■ Directions
Each line that holds the word "this" is to be identified and copied.

Items from a data source
"""

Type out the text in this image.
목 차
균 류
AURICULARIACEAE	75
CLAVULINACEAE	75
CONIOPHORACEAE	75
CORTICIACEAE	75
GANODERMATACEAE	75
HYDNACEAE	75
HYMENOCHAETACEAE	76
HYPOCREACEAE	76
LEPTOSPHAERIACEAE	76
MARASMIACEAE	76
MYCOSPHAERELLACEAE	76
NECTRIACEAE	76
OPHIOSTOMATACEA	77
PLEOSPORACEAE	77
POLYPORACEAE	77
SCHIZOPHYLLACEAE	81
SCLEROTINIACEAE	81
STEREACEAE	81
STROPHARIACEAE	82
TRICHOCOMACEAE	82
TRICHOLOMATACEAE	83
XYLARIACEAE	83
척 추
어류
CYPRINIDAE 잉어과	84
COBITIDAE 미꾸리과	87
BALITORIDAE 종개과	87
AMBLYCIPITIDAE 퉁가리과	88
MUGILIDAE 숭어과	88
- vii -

"""
"""

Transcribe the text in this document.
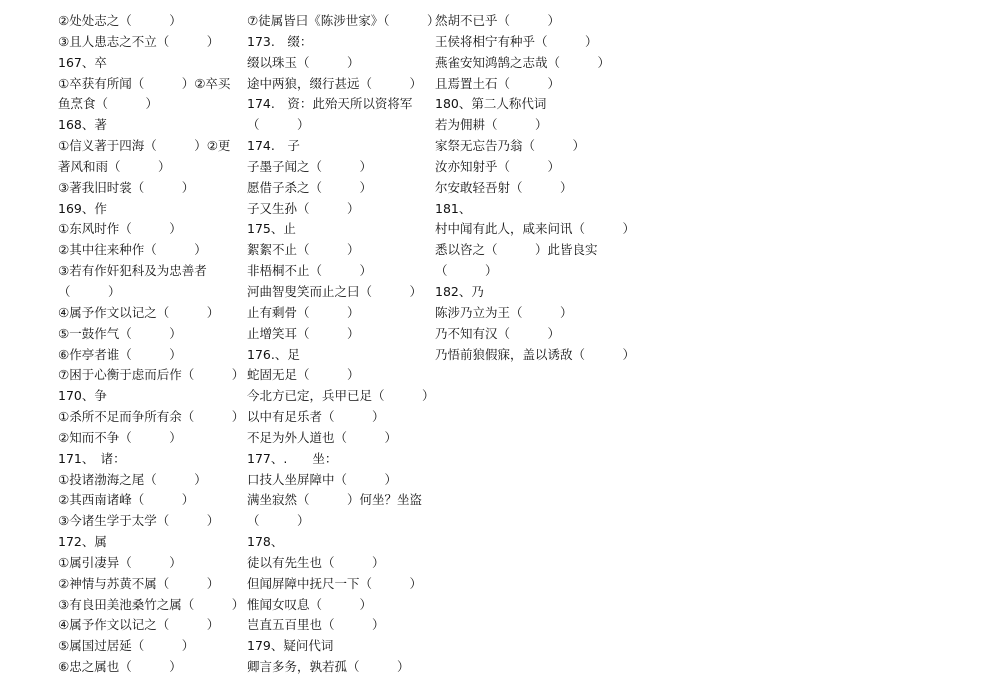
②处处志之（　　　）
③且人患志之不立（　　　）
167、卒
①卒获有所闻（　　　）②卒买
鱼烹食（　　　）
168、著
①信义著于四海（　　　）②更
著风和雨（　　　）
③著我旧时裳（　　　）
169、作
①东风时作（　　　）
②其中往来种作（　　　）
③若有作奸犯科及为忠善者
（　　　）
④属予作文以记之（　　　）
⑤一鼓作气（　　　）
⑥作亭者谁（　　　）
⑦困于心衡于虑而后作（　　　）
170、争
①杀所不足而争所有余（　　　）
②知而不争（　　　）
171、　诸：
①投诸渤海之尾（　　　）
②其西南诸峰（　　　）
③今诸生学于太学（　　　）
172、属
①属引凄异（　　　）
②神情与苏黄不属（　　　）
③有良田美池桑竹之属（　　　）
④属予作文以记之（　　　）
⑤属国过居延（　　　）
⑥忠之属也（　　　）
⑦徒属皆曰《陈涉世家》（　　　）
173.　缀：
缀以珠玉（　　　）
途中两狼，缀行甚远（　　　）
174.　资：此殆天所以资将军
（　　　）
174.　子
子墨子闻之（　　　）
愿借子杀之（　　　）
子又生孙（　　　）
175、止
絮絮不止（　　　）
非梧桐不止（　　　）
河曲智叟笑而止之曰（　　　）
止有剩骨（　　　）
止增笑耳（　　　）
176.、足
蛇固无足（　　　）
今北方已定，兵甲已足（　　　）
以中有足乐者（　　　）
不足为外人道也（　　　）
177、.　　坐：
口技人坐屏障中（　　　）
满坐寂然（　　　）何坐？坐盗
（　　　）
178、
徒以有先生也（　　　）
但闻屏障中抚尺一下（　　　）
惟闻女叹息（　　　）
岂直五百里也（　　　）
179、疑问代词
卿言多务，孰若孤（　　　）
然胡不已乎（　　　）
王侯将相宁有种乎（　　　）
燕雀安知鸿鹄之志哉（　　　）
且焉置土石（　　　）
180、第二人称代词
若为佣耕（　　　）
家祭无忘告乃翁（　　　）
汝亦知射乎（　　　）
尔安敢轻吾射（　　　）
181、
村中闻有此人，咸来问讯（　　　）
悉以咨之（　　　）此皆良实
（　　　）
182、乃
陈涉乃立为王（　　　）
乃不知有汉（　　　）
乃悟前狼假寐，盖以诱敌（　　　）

"""
"""

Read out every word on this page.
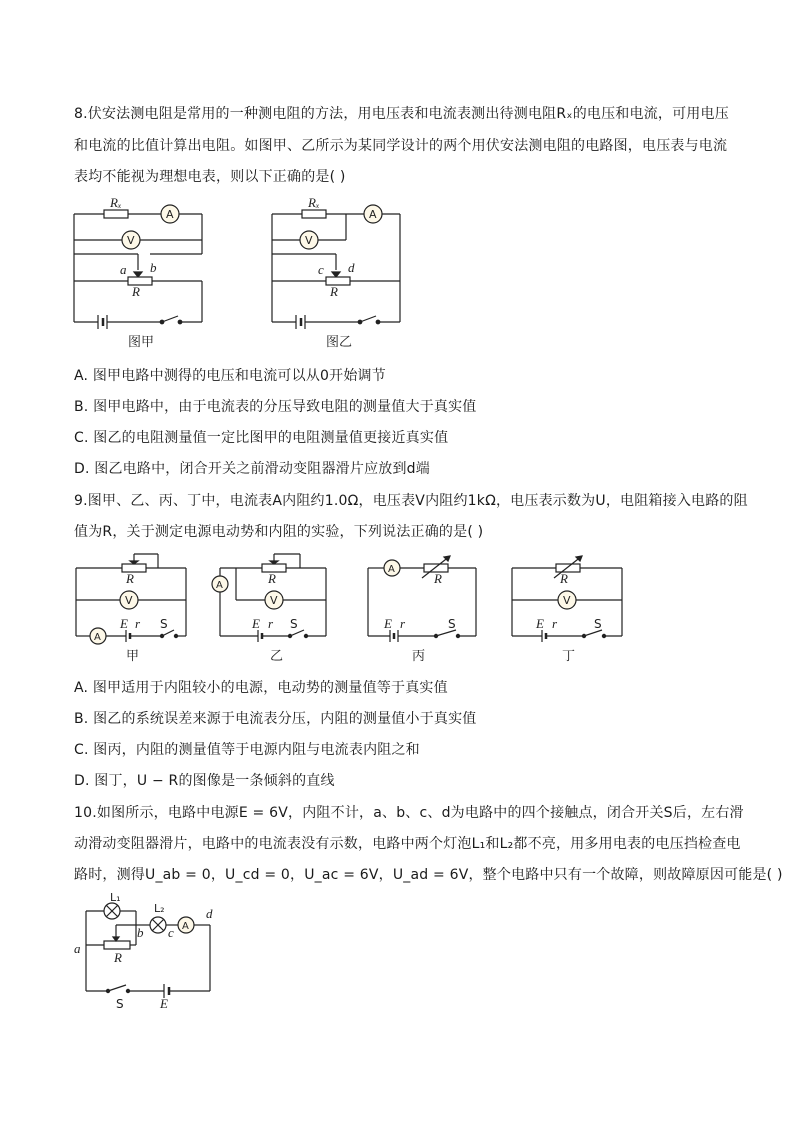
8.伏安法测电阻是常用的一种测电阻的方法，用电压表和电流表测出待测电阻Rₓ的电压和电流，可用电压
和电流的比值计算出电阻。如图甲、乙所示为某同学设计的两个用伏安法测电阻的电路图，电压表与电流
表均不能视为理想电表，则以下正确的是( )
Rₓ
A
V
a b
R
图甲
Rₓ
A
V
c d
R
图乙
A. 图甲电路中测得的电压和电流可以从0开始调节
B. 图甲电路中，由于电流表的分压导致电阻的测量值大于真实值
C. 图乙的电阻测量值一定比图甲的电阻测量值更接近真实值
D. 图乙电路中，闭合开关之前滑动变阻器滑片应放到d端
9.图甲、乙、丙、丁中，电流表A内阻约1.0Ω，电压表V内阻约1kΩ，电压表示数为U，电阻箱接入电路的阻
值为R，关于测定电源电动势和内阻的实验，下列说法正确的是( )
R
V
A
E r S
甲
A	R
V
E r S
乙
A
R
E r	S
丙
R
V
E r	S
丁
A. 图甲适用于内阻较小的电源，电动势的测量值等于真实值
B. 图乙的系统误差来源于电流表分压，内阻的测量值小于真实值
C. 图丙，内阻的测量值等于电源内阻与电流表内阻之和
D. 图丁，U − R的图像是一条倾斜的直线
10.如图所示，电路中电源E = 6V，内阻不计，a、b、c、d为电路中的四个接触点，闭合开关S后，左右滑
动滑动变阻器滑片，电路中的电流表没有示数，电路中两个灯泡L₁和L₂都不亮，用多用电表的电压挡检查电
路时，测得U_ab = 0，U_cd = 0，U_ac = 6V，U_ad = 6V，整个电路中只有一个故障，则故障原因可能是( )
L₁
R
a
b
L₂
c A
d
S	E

"""

■ Correct output
Type out the text in this image.
Transcribe the text in this document.
Read out every word on this page.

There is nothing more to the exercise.